• _MATERIAL FOR THIS EXERCISE_:
=-=-=-=-=

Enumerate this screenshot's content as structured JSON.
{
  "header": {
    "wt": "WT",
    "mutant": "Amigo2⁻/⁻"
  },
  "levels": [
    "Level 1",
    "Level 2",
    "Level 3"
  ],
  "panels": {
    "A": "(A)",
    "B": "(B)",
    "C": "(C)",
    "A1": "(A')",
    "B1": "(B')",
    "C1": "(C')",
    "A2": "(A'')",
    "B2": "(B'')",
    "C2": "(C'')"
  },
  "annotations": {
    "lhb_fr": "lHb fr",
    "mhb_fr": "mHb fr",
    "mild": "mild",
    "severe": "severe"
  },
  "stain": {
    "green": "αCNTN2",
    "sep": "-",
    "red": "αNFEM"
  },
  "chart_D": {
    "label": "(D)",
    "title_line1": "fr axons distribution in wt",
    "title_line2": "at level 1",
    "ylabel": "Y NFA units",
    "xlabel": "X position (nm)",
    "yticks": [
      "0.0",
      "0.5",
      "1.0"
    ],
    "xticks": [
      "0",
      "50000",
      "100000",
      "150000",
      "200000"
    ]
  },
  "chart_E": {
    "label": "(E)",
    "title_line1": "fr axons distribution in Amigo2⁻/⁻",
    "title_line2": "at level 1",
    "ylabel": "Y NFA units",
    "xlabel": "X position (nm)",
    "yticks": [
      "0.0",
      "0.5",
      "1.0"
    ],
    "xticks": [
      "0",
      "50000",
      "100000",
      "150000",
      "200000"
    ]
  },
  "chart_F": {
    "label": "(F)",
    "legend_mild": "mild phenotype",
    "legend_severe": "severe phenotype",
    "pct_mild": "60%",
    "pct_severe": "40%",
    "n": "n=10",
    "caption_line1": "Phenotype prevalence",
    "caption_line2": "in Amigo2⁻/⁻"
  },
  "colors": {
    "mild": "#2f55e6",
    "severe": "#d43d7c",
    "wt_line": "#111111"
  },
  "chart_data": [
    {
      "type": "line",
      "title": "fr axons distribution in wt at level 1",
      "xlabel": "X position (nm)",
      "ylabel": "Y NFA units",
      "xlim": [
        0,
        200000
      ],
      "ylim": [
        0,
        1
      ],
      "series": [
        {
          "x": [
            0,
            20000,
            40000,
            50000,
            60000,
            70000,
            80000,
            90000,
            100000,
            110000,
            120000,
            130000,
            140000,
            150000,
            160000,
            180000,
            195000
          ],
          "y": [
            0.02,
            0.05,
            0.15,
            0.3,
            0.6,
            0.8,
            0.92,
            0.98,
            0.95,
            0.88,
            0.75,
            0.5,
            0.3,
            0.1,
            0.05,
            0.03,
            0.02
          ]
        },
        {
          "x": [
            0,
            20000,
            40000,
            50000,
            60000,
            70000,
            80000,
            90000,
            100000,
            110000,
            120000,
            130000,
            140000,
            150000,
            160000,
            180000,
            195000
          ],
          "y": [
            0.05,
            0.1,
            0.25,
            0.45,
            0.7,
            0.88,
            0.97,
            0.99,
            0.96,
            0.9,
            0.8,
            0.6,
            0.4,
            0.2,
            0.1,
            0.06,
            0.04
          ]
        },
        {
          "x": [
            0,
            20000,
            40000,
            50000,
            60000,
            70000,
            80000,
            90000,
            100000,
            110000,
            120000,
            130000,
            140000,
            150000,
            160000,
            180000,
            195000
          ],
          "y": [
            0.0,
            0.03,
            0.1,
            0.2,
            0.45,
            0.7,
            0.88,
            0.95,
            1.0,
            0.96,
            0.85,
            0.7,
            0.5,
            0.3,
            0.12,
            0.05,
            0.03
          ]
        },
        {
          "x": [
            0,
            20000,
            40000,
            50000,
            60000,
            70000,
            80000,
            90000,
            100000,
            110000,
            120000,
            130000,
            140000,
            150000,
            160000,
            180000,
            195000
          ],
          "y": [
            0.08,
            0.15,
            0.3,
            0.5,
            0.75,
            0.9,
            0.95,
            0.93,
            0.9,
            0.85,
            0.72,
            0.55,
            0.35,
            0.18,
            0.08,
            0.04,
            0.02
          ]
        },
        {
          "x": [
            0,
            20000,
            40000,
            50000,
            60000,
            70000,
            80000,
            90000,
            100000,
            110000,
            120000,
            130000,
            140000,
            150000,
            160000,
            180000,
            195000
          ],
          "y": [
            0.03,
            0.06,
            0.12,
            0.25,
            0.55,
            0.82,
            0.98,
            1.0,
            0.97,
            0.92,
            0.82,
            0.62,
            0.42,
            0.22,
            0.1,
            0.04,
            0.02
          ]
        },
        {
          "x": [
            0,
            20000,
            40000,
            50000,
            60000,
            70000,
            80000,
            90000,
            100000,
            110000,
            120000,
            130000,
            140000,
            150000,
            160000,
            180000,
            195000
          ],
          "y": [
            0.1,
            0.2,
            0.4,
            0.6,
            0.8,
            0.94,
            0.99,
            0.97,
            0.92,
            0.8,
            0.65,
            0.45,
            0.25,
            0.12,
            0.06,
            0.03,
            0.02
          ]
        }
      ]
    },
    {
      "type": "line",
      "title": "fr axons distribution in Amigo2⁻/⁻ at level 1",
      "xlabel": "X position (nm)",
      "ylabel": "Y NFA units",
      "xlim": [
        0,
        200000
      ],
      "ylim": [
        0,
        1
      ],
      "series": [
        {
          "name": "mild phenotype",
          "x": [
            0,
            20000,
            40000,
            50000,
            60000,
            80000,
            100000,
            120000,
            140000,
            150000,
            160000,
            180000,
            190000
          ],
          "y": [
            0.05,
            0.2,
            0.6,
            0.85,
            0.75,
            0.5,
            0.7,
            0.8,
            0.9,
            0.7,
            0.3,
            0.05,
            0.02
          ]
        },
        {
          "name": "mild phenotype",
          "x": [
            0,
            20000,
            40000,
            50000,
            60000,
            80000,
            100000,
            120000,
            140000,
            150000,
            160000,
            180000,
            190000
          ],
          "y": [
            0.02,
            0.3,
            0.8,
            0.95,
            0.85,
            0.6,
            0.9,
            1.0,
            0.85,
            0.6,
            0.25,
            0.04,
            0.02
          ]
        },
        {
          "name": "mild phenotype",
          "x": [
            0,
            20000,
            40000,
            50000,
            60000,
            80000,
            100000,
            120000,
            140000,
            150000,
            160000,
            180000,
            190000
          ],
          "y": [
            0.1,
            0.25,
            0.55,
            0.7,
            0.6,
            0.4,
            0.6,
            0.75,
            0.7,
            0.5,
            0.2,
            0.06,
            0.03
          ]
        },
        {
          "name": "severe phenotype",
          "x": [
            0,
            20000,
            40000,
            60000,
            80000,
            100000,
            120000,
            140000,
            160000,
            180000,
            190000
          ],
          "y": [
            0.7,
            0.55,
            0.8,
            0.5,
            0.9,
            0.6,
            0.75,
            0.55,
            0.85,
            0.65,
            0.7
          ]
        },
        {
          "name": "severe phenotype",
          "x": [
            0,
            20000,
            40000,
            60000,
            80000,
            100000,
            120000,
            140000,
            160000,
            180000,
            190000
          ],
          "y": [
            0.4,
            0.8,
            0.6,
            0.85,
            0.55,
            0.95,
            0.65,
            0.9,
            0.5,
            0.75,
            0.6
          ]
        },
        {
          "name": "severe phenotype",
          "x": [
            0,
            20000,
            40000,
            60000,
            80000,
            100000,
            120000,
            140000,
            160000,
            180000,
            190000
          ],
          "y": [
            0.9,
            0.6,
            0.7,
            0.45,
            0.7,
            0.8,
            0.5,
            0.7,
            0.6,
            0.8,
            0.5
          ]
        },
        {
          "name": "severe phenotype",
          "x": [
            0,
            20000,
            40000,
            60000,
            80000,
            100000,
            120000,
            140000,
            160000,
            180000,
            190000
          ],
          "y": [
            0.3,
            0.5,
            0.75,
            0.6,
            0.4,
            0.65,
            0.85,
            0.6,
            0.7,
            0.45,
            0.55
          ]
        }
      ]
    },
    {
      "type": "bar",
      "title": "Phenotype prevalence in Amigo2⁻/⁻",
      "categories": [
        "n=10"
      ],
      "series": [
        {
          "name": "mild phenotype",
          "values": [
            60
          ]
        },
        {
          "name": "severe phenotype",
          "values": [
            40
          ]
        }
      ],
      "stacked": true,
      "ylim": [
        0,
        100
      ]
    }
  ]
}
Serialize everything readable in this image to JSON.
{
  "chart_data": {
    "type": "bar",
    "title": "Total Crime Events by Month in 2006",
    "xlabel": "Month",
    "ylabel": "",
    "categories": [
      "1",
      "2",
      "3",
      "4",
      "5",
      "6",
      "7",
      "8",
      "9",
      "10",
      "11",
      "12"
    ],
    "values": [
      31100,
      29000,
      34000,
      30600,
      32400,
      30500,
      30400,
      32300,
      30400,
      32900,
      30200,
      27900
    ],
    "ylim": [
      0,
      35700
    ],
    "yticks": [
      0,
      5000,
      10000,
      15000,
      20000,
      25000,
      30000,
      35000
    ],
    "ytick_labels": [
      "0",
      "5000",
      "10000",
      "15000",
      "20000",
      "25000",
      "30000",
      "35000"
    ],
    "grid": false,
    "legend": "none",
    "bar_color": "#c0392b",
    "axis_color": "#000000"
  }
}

=-=-=-=-=

• _SET PROBLEM_:
Using the listing above, gather each line that holds the string "Month" and copy it.

• _EXPECTED ANSWER_:
    "title": "Total Crime Events by Month in 2006",
    "xlabel": "Month",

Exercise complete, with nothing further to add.